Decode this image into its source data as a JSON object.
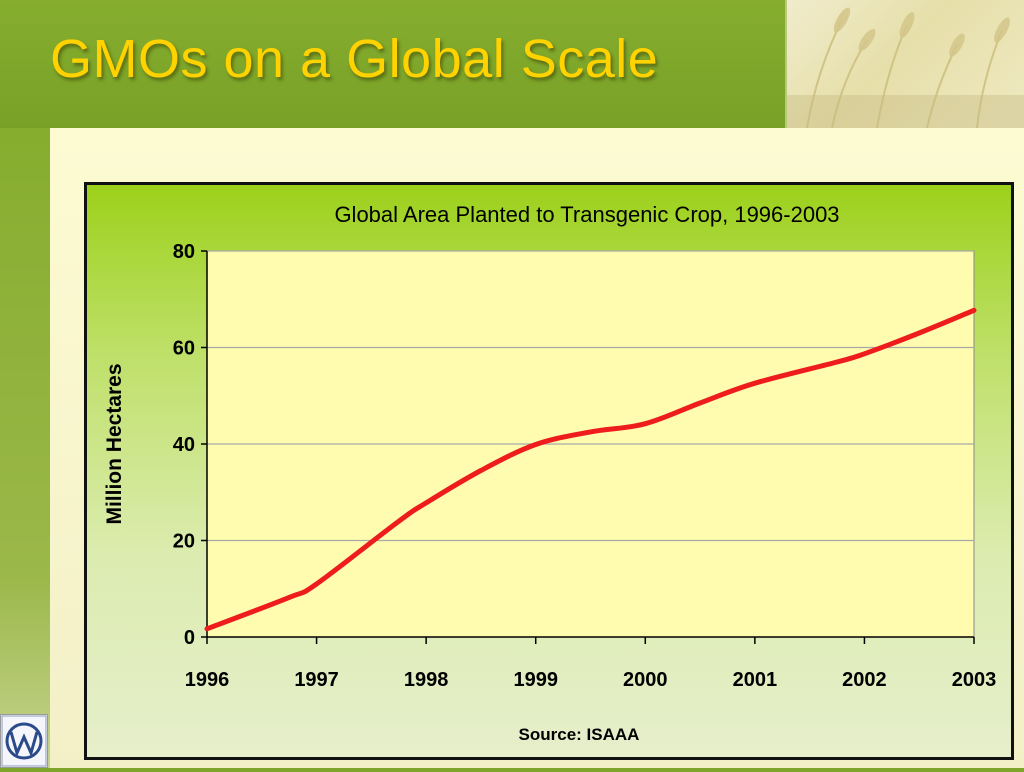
{
  "slide": {
    "title": "GMOs on a Global Scale"
  },
  "colors": {
    "title": "#ffd200",
    "background": "#7fa62b",
    "line": "#ee1c1c",
    "plot_area": "#fffcb0"
  },
  "icons": {
    "header_image": "wheat-field-photo",
    "logo": "wi-logo"
  },
  "chart_data": {
    "type": "line",
    "title": "Global Area Planted to Transgenic Crop, 1996-2003",
    "xlabel": "",
    "ylabel": "Million Hectares",
    "source": "Source: ISAAA",
    "x_ticks": [
      "1996",
      "1997",
      "1998",
      "1999",
      "2000",
      "2001",
      "2002",
      "2003"
    ],
    "y_ticks": [
      "0",
      "20",
      "40",
      "60",
      "80"
    ],
    "xlim": [
      1996,
      2003
    ],
    "ylim": [
      0,
      80
    ],
    "grid": true,
    "legend": "none",
    "series": [
      {
        "x": [
          1996,
          1996.75,
          1997,
          1997.75,
          1998,
          1998.5,
          1999,
          1999.5,
          2000,
          2000.5,
          2001,
          2001.75,
          2002,
          2002.5,
          2003
        ],
        "y": [
          1.7,
          8.2,
          11,
          24,
          27.8,
          34.5,
          39.9,
          42.5,
          44.2,
          48.5,
          52.6,
          57,
          58.7,
          63,
          67.7
        ]
      }
    ]
  }
}
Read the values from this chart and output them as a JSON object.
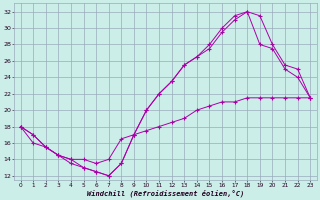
{
  "xlabel": "Windchill (Refroidissement éolien,°C)",
  "bg_color": "#cceee8",
  "grid_color": "#99aabb",
  "line_color": "#aa00aa",
  "xlim": [
    -0.5,
    23.5
  ],
  "ylim": [
    11.5,
    33
  ],
  "xticks": [
    0,
    1,
    2,
    3,
    4,
    5,
    6,
    7,
    8,
    9,
    10,
    11,
    12,
    13,
    14,
    15,
    16,
    17,
    18,
    19,
    20,
    21,
    22,
    23
  ],
  "yticks": [
    12,
    14,
    16,
    18,
    20,
    22,
    24,
    26,
    28,
    30,
    32
  ],
  "x_vals": [
    0,
    1,
    2,
    3,
    4,
    5,
    6,
    7,
    8,
    9,
    10,
    11,
    12,
    13,
    14,
    15,
    16,
    17,
    18,
    19,
    20,
    21,
    22,
    23
  ],
  "y_line1": [
    18.0,
    17.0,
    15.5,
    14.5,
    13.5,
    13.0,
    12.5,
    12.0,
    13.5,
    17.0,
    20.0,
    22.0,
    23.5,
    25.5,
    26.5,
    28.0,
    30.0,
    31.5,
    32.0,
    31.5,
    28.0,
    25.5,
    25.0,
    21.5
  ],
  "y_line2": [
    18.0,
    16.0,
    15.5,
    14.5,
    14.0,
    14.0,
    13.5,
    14.0,
    16.5,
    17.0,
    17.5,
    18.0,
    18.5,
    19.0,
    20.0,
    20.5,
    21.0,
    21.0,
    21.5,
    21.5,
    21.5,
    21.5,
    21.5,
    21.5
  ],
  "y_line3": [
    18.0,
    17.0,
    15.5,
    14.5,
    14.0,
    13.0,
    12.5,
    12.0,
    13.5,
    17.0,
    20.0,
    22.0,
    23.5,
    25.5,
    26.5,
    27.5,
    29.5,
    31.0,
    32.0,
    28.0,
    27.5,
    25.0,
    24.0,
    21.5
  ]
}
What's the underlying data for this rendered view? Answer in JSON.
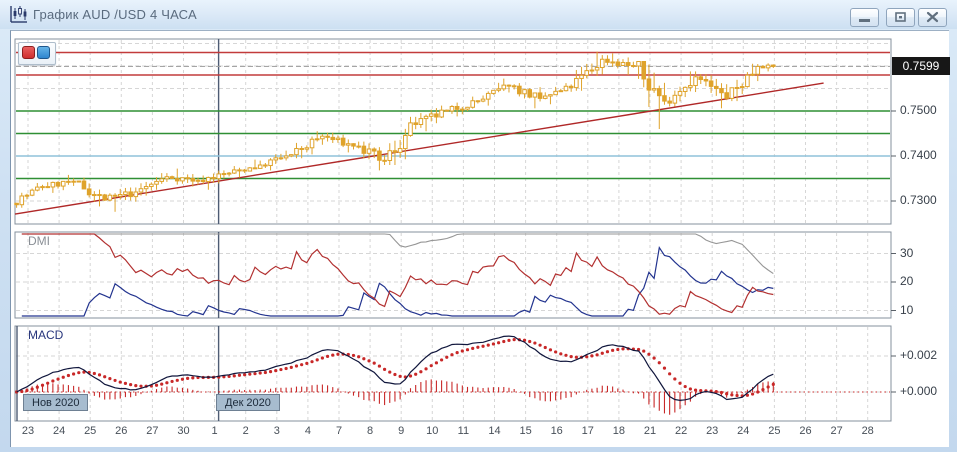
{
  "window": {
    "title": "График AUD /USD  4 ЧАСА",
    "icon": "candlestick-chart-icon",
    "buttons": {
      "minimize": "minimize",
      "restore": "restore",
      "close": "close"
    }
  },
  "toolbar": {
    "buttons": [
      {
        "name": "red-tool-button",
        "color": "#cf2f2f"
      },
      {
        "name": "blue-tool-button",
        "color": "#2f86cf"
      }
    ]
  },
  "chart_data": {
    "type": "candlestick",
    "title": "AUD/USD 4H with DMI and MACD",
    "timeframe": "4 ЧАСА",
    "current_price": {
      "text": "0.7599",
      "value": 0.7599
    },
    "price_axis_labels": [
      {
        "text": "0.7500",
        "value": 0.75
      },
      {
        "text": "0.7400",
        "value": 0.74
      },
      {
        "text": "0.7300",
        "value": 0.73
      }
    ],
    "price_grid_step": 0.005,
    "price_grid_range": [
      0.73,
      0.765
    ],
    "levels": [
      {
        "price": 0.763,
        "color": "#c23b3b",
        "kind": "resistance"
      },
      {
        "price": 0.758,
        "color": "#c23b3b",
        "kind": "resistance"
      },
      {
        "price": 0.75,
        "color": "#2f8f34",
        "kind": "support"
      },
      {
        "price": 0.745,
        "color": "#2f8f34",
        "kind": "support"
      },
      {
        "price": 0.74,
        "color": "#8fc2da",
        "kind": "pivot"
      },
      {
        "price": 0.735,
        "color": "#2f8f34",
        "kind": "support"
      }
    ],
    "trendline": {
      "from": {
        "day": 0,
        "price": 0.7271
      },
      "to": {
        "day": 26,
        "price": 0.7562
      },
      "color": "#b02828"
    },
    "months": [
      {
        "label": "Нов 2020",
        "tick": 0
      },
      {
        "label": "Дек 2020",
        "tick": 6
      }
    ],
    "day_labels": [
      "23",
      "24",
      "25",
      "26",
      "27",
      "30",
      "1",
      "2",
      "3",
      "4",
      "7",
      "8",
      "9",
      "10",
      "11",
      "14",
      "15",
      "16",
      "17",
      "18",
      "21",
      "22",
      "23",
      "24",
      "25",
      "26",
      "27",
      "28"
    ],
    "daily": [
      {
        "date": "Nov 23",
        "o": 0.7295,
        "h": 0.734,
        "l": 0.7285,
        "c": 0.7332,
        "bars": 6
      },
      {
        "date": "Nov 24",
        "o": 0.7332,
        "h": 0.7358,
        "l": 0.7318,
        "c": 0.7344,
        "bars": 6
      },
      {
        "date": "Nov 25",
        "o": 0.7344,
        "h": 0.7352,
        "l": 0.7288,
        "c": 0.7302,
        "bars": 6
      },
      {
        "date": "Nov 26",
        "o": 0.7302,
        "h": 0.733,
        "l": 0.7276,
        "c": 0.732,
        "bars": 6
      },
      {
        "date": "Nov 27",
        "o": 0.732,
        "h": 0.7362,
        "l": 0.7312,
        "c": 0.7354,
        "bars": 6
      },
      {
        "date": "Nov 30",
        "o": 0.7354,
        "h": 0.7372,
        "l": 0.7332,
        "c": 0.7346,
        "bars": 6
      },
      {
        "date": "Dec 1",
        "o": 0.7346,
        "h": 0.7368,
        "l": 0.7325,
        "c": 0.7362,
        "bars": 6
      },
      {
        "date": "Dec 2",
        "o": 0.7362,
        "h": 0.7392,
        "l": 0.7352,
        "c": 0.738,
        "bars": 6
      },
      {
        "date": "Dec 3",
        "o": 0.738,
        "h": 0.7412,
        "l": 0.7368,
        "c": 0.7403,
        "bars": 6
      },
      {
        "date": "Dec 4",
        "o": 0.7403,
        "h": 0.7455,
        "l": 0.7395,
        "c": 0.7444,
        "bars": 6
      },
      {
        "date": "Dec 7",
        "o": 0.7444,
        "h": 0.7452,
        "l": 0.7408,
        "c": 0.7422,
        "bars": 6
      },
      {
        "date": "Dec 8",
        "o": 0.7422,
        "h": 0.7432,
        "l": 0.7368,
        "c": 0.739,
        "bars": 6
      },
      {
        "date": "Dec 9",
        "o": 0.739,
        "h": 0.7487,
        "l": 0.738,
        "c": 0.747,
        "bars": 6
      },
      {
        "date": "Dec 10",
        "o": 0.747,
        "h": 0.7512,
        "l": 0.7455,
        "c": 0.75,
        "bars": 6
      },
      {
        "date": "Dec 11",
        "o": 0.75,
        "h": 0.7532,
        "l": 0.7488,
        "c": 0.7522,
        "bars": 6
      },
      {
        "date": "Dec 14",
        "o": 0.7522,
        "h": 0.7572,
        "l": 0.7512,
        "c": 0.7556,
        "bars": 6
      },
      {
        "date": "Dec 15",
        "o": 0.7556,
        "h": 0.7562,
        "l": 0.7506,
        "c": 0.7528,
        "bars": 6
      },
      {
        "date": "Dec 16",
        "o": 0.7528,
        "h": 0.7562,
        "l": 0.7515,
        "c": 0.7552,
        "bars": 6
      },
      {
        "date": "Dec 17",
        "o": 0.7552,
        "h": 0.7632,
        "l": 0.7545,
        "c": 0.7615,
        "bars": 6
      },
      {
        "date": "Dec 18",
        "o": 0.7615,
        "h": 0.7628,
        "l": 0.758,
        "c": 0.76,
        "bars": 6
      },
      {
        "date": "Dec 21",
        "o": 0.76,
        "h": 0.761,
        "l": 0.746,
        "c": 0.7522,
        "bars": 6
      },
      {
        "date": "Dec 22",
        "o": 0.7522,
        "h": 0.7588,
        "l": 0.751,
        "c": 0.7576,
        "bars": 6
      },
      {
        "date": "Dec 23",
        "o": 0.7576,
        "h": 0.7582,
        "l": 0.7506,
        "c": 0.7528,
        "bars": 6
      },
      {
        "date": "Dec 24",
        "o": 0.7528,
        "h": 0.7605,
        "l": 0.7522,
        "c": 0.7599,
        "bars": 6
      },
      {
        "date": "Dec 25",
        "o": 0.7599,
        "h": 0.7606,
        "l": 0.7588,
        "c": 0.7599,
        "bars": 3
      }
    ],
    "indicators": {
      "dmi": {
        "label": "DMI",
        "period": 14,
        "ticks": [
          30,
          20,
          10
        ],
        "colors": {
          "plus_di": "#b23030",
          "minus_di": "#23348f",
          "adx": "#969696"
        }
      },
      "macd": {
        "label": "MACD",
        "fast": 12,
        "slow": 26,
        "signal": 9,
        "ticks": [
          {
            "text": "+0.002",
            "value": 0.002
          },
          {
            "text": "+0.000",
            "value": 0
          }
        ],
        "colors": {
          "macd_line": "#10163c",
          "signal_line": "#c82828",
          "histogram": "#c82828"
        }
      }
    },
    "colors": {
      "candle": "#dfa32b",
      "grid": "#d6d6d6",
      "current_price_line": "#a5a5a5",
      "panel_border": "#85909c",
      "month_separator": "#4e5c74"
    }
  }
}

» Exercise details
Copy out each line of the data containing the string "name".

» Worked solution
        "name": "red-tool-button",
        "name": "blue-tool-button",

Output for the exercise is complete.